● THE TASK:
What follows is a set of records; repeat all of them exactly.

● DATA EXTRACT:
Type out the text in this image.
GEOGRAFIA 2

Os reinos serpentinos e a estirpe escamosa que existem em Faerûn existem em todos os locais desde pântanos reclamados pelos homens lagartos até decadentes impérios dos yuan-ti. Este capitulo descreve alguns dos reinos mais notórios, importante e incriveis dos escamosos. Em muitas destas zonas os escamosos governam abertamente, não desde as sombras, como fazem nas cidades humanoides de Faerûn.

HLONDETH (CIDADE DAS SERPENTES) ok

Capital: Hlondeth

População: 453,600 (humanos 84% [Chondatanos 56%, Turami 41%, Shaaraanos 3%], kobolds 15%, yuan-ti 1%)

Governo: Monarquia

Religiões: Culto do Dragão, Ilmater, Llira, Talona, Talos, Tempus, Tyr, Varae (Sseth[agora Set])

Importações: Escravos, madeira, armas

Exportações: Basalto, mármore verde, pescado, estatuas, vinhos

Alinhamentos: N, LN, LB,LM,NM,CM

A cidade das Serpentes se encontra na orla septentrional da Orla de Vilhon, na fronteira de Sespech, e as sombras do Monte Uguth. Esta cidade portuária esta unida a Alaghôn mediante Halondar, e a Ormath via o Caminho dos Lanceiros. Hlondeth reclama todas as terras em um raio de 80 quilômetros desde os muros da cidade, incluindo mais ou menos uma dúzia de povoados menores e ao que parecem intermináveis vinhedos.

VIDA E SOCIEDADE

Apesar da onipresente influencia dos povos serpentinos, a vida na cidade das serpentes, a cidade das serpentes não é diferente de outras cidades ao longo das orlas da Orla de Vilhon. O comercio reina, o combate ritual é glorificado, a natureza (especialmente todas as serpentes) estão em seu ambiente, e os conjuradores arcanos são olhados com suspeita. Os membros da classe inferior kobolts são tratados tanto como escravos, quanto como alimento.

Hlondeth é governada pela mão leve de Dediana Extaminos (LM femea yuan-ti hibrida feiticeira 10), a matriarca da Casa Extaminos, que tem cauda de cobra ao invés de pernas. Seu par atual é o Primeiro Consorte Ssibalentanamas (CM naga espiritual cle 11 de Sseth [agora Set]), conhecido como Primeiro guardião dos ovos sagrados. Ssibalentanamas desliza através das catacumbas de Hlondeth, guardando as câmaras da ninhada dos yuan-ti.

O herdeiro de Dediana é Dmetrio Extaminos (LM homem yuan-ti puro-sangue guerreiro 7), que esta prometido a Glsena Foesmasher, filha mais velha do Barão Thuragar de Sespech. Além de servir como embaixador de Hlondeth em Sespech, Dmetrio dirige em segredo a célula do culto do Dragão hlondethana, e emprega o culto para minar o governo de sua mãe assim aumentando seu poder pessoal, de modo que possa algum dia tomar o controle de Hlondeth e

● FINAL RESULT:
Type out the text in this image.
GEOGRAFIA 2

Os reinos serpentinos e a estirpe escamosa que existem em Faerûn existem em todos os locais desde pântanos reclamados pelos homens lagartos até decadentes impérios dos yuan-ti. Este capitulo descreve alguns dos reinos mais notórios, importante e incriveis dos escamosos. Em muitas destas zonas os escamosos governam abertamente, não desde as sombras, como fazem nas cidades humanoides de Faerûn.

HLONDETH (CIDADE DAS SERPENTES) ok

Capital: Hlondeth

População: 453,600 (humanos 84% [Chondatanos 56%, Turami 41%, Shaaraanos 3%], kobolds 15%, yuan-ti 1%)

Governo: Monarquia

Religiões: Culto do Dragão, Ilmater, Llira, Talona, Talos, Tempus, Tyr, Varae (Sseth[agora Set])

Importações: Escravos, madeira, armas

Exportações: Basalto, mármore verde, pescado, estatuas, vinhos

Alinhamentos: N, LN, LB,LM,NM,CM

A cidade das Serpentes se encontra na orla septentrional da Orla de Vilhon, na fronteira de Sespech, e as sombras do Monte Uguth. Esta cidade portuária esta unida a Alaghôn mediante Halondar, e a Ormath via o Caminho dos Lanceiros. Hlondeth reclama todas as terras em um raio de 80 quilômetros desde os muros da cidade, incluindo mais ou menos uma dúzia de povoados menores e ao que parecem intermináveis vinhedos.

VIDA E SOCIEDADE

Apesar da onipresente influencia dos povos serpentinos, a vida na cidade das serpentes, a cidade das serpentes não é diferente de outras cidades ao longo das orlas da Orla de Vilhon. O comercio reina, o combate ritual é glorificado, a natureza (especialmente todas as serpentes) estão em seu ambiente, e os conjuradores arcanos são olhados com suspeita. Os membros da classe inferior kobolts são tratados tanto como escravos, quanto como alimento.

Hlondeth é governada pela mão leve de Dediana Extaminos (LM femea yuan-ti hibrida feiticeira 10), a matriarca da Casa Extaminos, que tem cauda de cobra ao invés de pernas. Seu par atual é o Primeiro Consorte Ssibalentanamas (CM naga espiritual cle 11 de Sseth [agora Set]), conhecido como Primeiro guardião dos ovos sagrados. Ssibalentanamas desliza através das catacumbas de Hlondeth, guardando as câmaras da ninhada dos yuan-ti.

O herdeiro de Dediana é Dmetrio Extaminos (LM homem yuan-ti puro-sangue guerreiro 7), que esta prometido a Glsena Foesmasher, filha mais velha do Barão Thuragar de Sespech. Além de servir como embaixador de Hlondeth em Sespech, Dmetrio dirige em segredo a célula do culto do Dragão hlondethana, e emprega o culto para minar o governo de sua mãe assim aumentando seu poder pessoal, de modo que possa algum dia tomar o controle de Hlondeth e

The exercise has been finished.